= Aim of the task =
Which lines in the material below contain the word "Губернатора"? Copy each of them.

Collected data entries:

┏━━

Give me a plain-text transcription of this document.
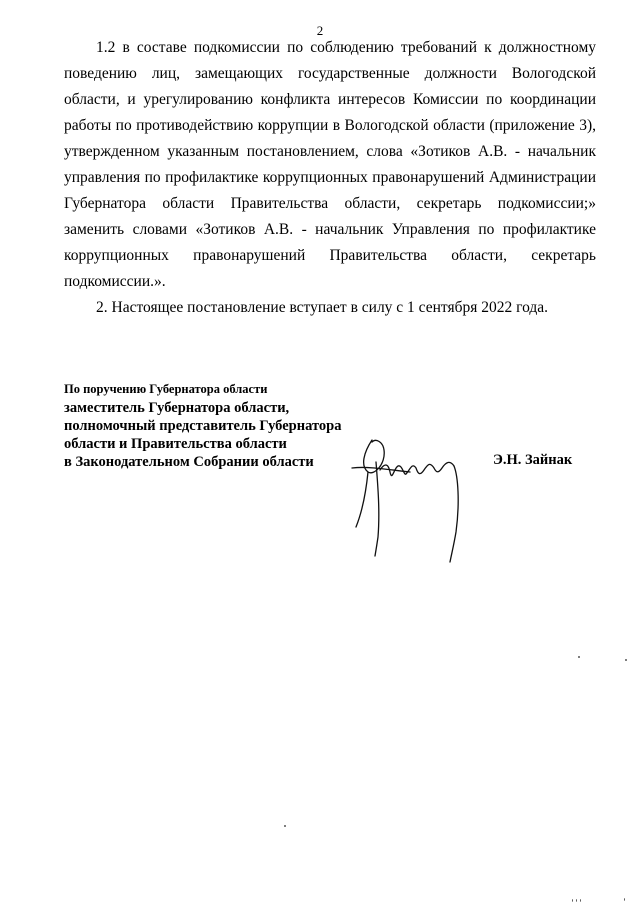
2

1.2 в составе подкомиссии по соблюдению требований к должностному поведению лиц, замещающих государственные должности Вологодской области, и урегулированию конфликта интересов Комиссии по координации работы по противодействию коррупции в Вологодской области (приложение 3), утвержденном указанным постановлением, слова «Зотиков А.В. - начальник управления по профилактике коррупционных правонарушений Администрации Губернатора области Правительства области, секретарь подкомиссии;» заменить словами «Зотиков А.В. - начальник Управления по профилактике коррупционных правонарушений Правительства области, секретарь подкомиссии.».

2. Настоящее постановление вступает в силу с 1 сентября 2022 года.

По поручению Губернатора области
заместитель Губернатора области,
полномочный представитель Губернатора
области и Правительства области
в Законодательном Собрании области	Э.Н. Зайнак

┗━━

= Reply to the exercise =
1.2 в составе подкомиссии по соблюдению требований к должностному поведению лиц, замещающих государственные должности Вологодской области, и урегулированию конфликта интересов Комиссии по координации работы по противодействию коррупции в Вологодской области (приложение 3), утвержденном указанным постановлением, слова «Зотиков А.В. - начальник управления по профилактике коррупционных правонарушений Администрации Губернатора области Правительства области, секретарь подкомиссии;» заменить словами «Зотиков А.В. - начальник Управления по профилактике коррупционных правонарушений Правительства области, секретарь подкомиссии.».
По поручению Губернатора области
заместитель Губернатора области,
полномочный представитель Губернатора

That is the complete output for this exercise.